◆ Problem statement: Collect each line holding the string "below".

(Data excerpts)
⟨
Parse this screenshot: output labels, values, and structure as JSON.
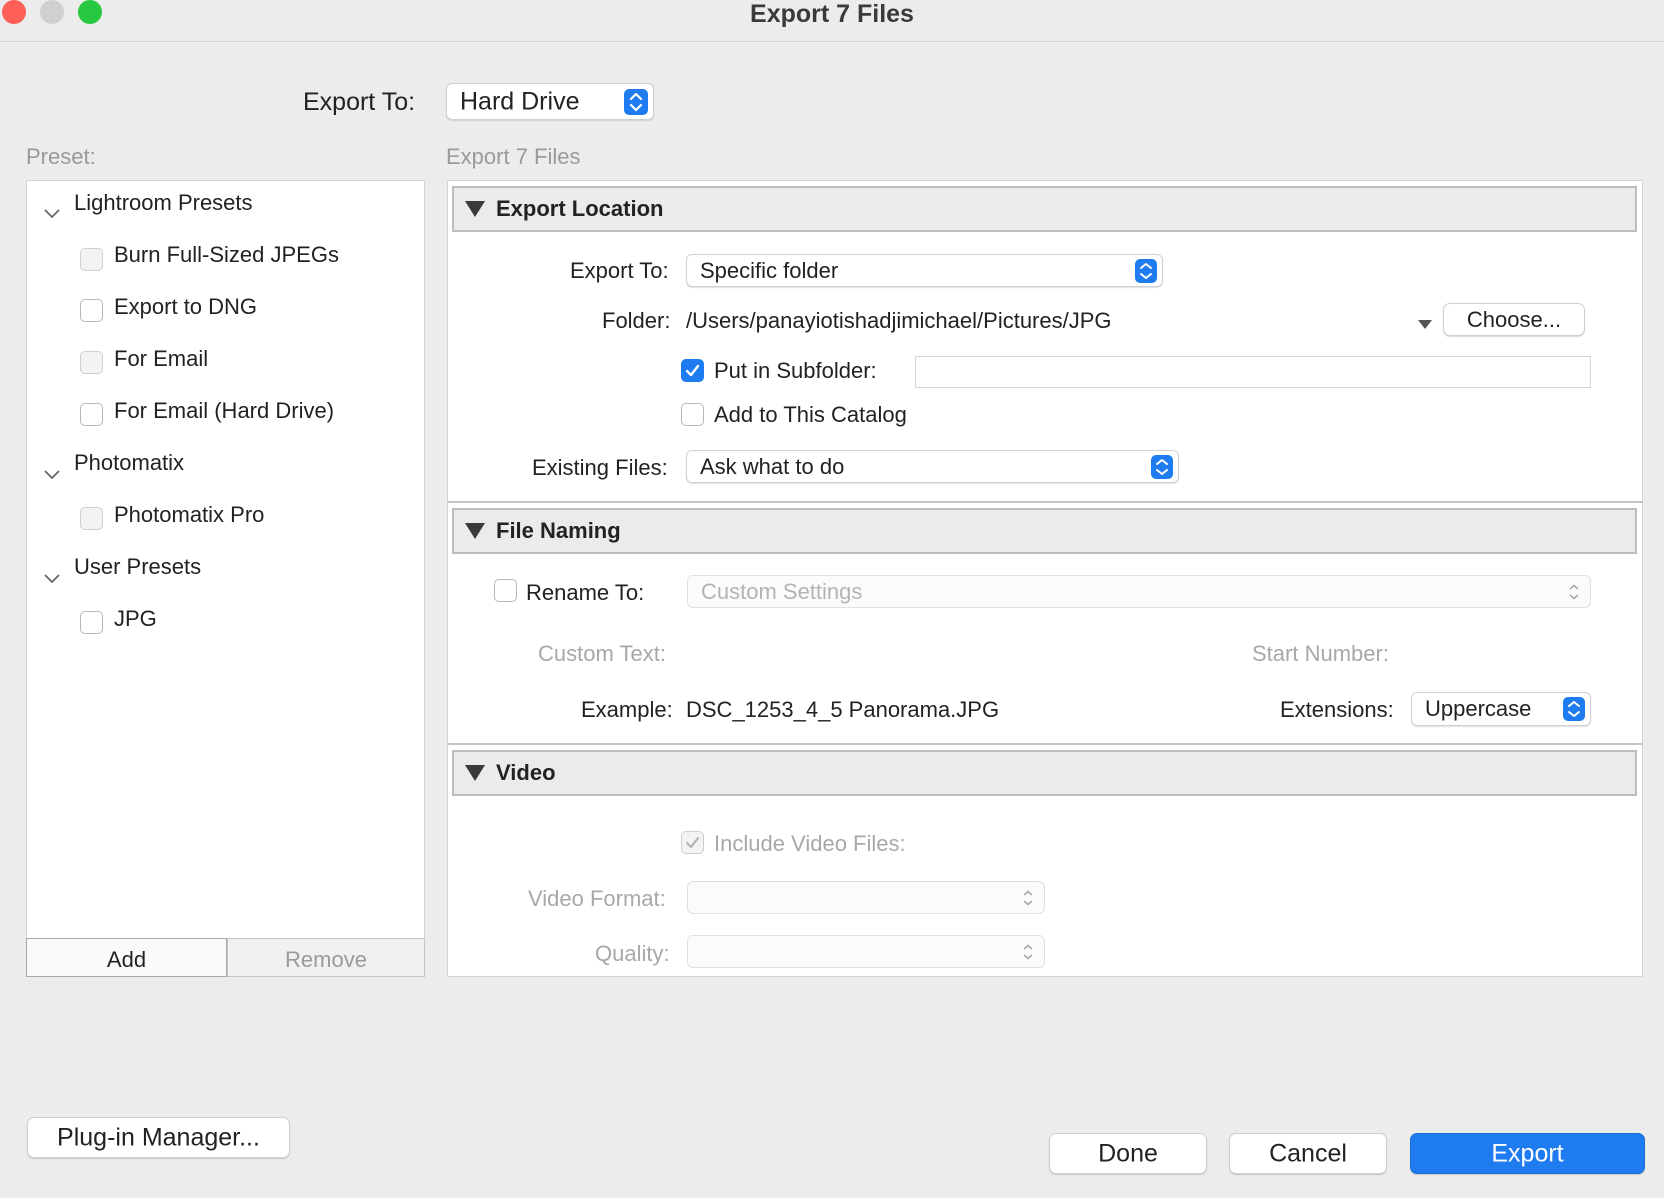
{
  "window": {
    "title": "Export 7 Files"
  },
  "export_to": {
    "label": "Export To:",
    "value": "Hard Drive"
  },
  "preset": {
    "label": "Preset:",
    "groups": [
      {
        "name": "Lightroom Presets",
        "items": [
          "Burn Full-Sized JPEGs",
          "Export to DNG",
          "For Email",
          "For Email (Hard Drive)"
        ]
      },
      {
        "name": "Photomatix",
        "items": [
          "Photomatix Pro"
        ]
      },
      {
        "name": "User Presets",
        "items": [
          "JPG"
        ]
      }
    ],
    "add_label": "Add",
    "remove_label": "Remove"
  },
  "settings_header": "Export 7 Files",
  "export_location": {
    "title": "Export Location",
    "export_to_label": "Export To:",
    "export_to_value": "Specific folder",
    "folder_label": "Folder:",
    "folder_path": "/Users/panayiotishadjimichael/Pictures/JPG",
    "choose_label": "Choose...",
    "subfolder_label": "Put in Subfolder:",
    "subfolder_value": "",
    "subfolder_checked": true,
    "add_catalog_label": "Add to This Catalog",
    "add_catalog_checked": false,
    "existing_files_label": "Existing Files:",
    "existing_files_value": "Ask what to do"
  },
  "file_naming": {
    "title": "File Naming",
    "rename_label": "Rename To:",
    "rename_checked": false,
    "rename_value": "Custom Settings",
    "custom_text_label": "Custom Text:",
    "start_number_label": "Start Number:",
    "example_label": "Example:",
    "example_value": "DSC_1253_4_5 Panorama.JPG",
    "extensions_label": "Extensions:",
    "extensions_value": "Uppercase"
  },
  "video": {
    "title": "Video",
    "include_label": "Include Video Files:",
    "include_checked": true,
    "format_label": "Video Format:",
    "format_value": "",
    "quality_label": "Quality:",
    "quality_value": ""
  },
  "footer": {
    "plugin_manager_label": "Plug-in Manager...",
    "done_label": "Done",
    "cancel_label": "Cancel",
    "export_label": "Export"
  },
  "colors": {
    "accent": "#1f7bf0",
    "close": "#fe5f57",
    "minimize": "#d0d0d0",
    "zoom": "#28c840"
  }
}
⟩
⟨
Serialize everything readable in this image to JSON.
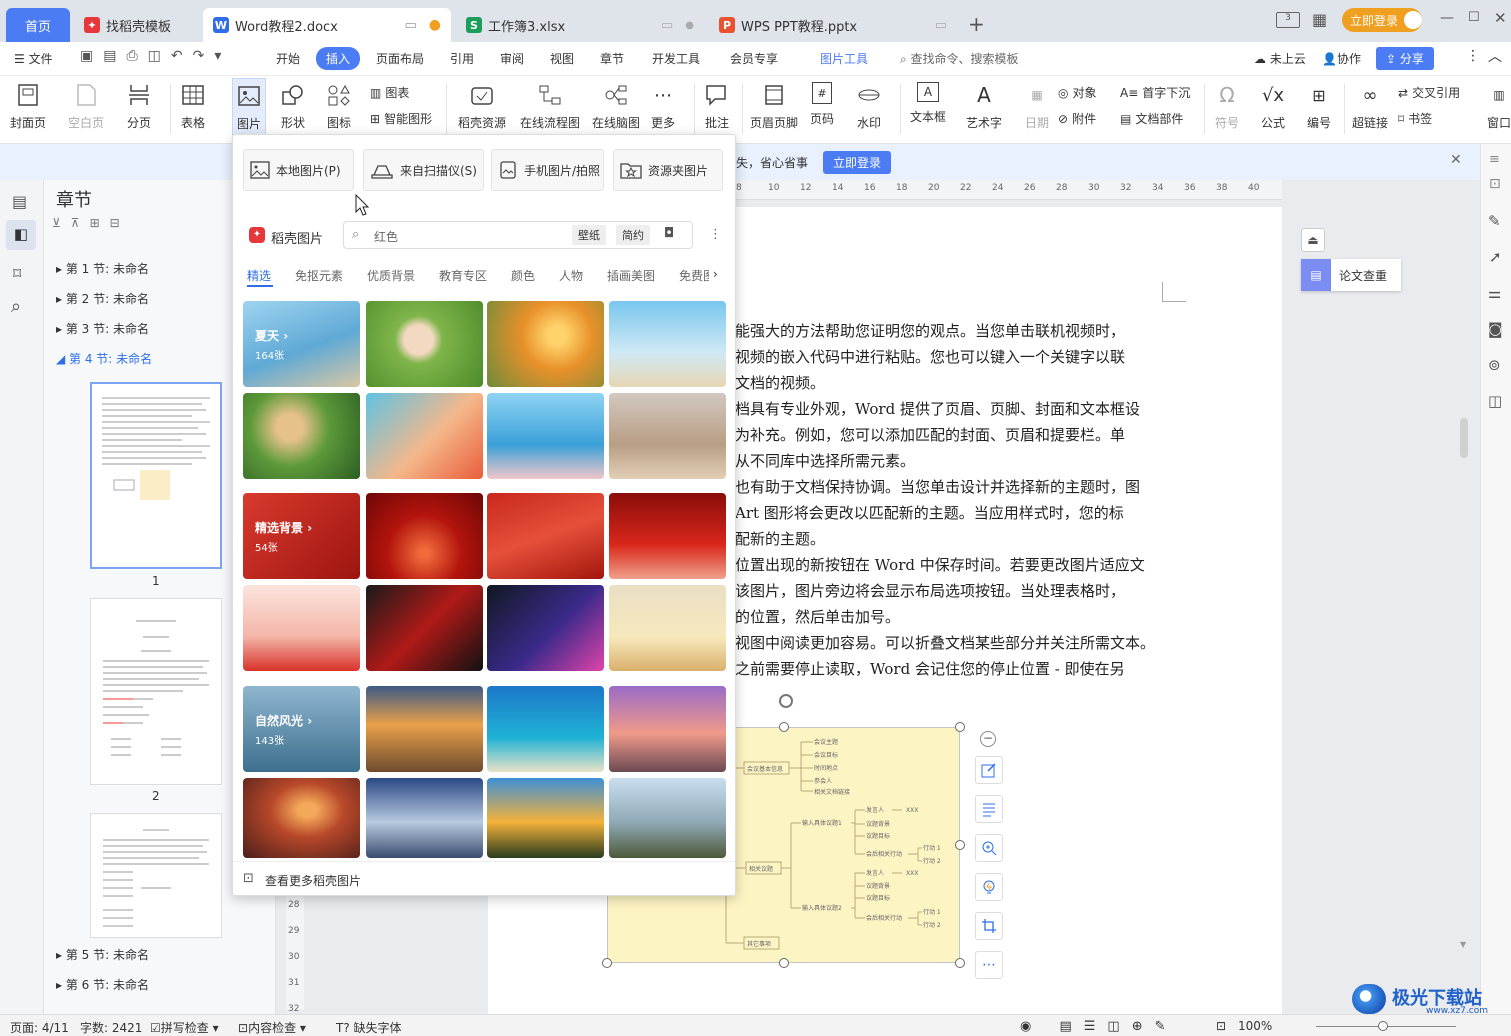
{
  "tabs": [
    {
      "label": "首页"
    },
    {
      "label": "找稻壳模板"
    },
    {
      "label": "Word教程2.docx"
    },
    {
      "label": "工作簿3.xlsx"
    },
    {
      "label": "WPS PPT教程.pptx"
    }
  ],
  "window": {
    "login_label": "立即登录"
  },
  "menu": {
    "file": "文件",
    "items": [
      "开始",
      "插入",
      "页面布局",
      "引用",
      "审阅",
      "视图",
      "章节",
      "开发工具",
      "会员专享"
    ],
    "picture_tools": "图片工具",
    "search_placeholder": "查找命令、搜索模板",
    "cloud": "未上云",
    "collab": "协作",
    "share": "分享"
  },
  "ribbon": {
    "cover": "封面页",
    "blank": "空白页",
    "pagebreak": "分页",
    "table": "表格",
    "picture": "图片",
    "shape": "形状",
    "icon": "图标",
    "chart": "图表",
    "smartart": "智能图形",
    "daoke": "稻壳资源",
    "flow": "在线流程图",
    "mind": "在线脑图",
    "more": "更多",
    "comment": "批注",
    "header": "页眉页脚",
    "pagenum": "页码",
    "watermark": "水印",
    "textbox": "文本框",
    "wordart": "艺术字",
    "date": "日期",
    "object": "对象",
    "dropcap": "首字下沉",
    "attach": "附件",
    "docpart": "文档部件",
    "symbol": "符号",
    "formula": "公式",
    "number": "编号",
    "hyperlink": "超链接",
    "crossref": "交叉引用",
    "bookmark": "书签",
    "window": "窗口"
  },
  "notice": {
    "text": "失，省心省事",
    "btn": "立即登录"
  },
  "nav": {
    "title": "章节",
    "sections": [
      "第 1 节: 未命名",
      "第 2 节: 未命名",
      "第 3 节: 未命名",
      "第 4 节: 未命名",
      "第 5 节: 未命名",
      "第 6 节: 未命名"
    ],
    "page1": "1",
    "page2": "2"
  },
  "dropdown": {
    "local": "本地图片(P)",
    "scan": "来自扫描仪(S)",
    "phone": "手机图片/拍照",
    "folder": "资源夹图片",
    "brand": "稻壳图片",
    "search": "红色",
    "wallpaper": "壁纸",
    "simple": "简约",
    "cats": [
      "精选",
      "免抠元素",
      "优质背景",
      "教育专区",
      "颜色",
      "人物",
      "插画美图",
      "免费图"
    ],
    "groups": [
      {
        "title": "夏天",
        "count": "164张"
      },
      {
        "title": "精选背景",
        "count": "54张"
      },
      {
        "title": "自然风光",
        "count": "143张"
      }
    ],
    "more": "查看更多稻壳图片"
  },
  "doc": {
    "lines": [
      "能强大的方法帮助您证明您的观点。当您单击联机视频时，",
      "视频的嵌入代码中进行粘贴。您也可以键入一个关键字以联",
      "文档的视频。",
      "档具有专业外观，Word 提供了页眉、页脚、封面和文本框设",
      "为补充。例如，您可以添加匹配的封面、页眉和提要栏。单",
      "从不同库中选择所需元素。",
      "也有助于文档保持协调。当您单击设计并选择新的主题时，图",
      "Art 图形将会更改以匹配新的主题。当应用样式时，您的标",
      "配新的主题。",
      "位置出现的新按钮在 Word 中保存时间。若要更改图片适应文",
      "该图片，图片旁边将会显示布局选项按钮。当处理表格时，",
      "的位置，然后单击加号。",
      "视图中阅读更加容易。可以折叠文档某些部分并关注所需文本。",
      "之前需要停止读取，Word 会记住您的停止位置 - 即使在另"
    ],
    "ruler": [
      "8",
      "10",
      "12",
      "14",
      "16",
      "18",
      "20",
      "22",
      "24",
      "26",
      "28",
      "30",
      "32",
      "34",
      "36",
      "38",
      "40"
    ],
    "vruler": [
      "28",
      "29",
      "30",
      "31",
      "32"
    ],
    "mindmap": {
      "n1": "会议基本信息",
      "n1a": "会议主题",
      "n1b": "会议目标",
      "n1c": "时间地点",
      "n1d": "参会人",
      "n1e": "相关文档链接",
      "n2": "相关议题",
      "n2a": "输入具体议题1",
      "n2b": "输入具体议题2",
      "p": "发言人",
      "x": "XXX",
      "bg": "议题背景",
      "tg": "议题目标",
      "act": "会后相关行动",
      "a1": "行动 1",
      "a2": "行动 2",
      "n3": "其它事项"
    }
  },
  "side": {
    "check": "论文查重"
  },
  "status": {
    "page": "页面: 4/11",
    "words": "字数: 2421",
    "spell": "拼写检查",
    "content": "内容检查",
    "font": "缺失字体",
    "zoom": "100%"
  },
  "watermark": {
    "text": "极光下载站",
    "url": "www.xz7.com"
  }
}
⟩
⟨
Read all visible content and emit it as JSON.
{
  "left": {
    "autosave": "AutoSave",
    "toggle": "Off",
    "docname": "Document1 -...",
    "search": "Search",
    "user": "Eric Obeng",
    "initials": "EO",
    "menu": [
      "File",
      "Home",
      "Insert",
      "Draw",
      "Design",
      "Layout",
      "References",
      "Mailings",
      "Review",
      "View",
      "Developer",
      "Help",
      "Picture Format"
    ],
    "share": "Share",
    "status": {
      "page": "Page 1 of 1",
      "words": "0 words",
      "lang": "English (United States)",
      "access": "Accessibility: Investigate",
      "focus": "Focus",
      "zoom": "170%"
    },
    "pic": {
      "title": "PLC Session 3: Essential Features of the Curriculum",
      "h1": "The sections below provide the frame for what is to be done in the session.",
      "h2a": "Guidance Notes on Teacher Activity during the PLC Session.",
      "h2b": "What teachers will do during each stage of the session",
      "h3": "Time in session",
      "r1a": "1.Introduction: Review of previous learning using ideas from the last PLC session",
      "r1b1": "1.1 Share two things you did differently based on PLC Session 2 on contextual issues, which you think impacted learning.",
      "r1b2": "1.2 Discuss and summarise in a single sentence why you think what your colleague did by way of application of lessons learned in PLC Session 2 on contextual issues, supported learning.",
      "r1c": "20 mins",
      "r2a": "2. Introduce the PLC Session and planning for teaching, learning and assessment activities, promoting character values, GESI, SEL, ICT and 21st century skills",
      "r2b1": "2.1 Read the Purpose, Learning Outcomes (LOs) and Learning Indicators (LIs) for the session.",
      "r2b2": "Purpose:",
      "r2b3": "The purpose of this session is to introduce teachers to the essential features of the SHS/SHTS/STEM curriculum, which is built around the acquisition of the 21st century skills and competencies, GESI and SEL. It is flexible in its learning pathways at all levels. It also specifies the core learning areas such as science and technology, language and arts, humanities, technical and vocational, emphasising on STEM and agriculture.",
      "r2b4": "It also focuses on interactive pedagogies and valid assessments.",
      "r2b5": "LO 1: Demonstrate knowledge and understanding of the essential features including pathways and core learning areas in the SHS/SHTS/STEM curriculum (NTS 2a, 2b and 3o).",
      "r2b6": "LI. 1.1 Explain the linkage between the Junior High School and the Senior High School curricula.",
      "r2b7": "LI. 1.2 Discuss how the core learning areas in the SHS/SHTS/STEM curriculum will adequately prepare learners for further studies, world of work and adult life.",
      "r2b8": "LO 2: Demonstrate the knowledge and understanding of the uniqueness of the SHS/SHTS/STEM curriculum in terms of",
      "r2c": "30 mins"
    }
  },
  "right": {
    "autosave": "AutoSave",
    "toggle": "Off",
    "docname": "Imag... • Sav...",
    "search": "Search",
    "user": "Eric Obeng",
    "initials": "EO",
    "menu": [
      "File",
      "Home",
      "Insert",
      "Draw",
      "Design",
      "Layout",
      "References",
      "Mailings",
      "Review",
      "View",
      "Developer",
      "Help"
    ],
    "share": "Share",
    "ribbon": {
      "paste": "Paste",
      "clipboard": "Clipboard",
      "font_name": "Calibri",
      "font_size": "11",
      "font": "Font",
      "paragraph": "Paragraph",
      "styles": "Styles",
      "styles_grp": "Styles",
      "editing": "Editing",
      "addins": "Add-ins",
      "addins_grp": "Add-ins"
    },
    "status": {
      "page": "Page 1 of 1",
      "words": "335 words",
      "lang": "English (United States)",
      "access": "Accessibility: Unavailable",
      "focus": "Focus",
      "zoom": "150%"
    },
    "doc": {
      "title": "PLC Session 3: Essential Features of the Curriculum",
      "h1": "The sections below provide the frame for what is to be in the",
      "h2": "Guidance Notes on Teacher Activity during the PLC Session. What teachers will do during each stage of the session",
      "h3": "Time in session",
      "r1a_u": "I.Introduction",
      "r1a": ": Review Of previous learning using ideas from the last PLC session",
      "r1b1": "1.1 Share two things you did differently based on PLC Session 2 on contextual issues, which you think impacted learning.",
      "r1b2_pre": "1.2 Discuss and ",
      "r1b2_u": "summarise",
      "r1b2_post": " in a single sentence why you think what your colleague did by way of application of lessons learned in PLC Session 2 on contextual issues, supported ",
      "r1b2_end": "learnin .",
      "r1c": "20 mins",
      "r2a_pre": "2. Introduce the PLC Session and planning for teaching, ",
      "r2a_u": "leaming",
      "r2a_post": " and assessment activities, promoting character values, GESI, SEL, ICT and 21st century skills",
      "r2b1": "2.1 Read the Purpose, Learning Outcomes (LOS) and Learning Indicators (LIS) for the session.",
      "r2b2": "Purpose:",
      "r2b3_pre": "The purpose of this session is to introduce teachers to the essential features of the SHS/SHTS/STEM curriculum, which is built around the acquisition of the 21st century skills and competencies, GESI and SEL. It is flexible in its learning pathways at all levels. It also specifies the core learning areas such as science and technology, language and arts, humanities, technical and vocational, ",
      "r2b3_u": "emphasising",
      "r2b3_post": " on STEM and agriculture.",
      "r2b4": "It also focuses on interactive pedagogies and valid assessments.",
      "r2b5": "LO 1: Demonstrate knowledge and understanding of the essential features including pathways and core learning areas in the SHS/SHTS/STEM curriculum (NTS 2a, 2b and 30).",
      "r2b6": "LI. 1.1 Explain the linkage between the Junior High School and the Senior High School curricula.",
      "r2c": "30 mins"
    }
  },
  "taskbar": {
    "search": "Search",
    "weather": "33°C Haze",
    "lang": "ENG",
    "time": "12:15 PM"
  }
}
⟩
◆ Solution to this problem:
      "h1": "The sections below provide the frame for what is to be done in the session.",
      "h1": "The sections below provide the frame for what is to be in the",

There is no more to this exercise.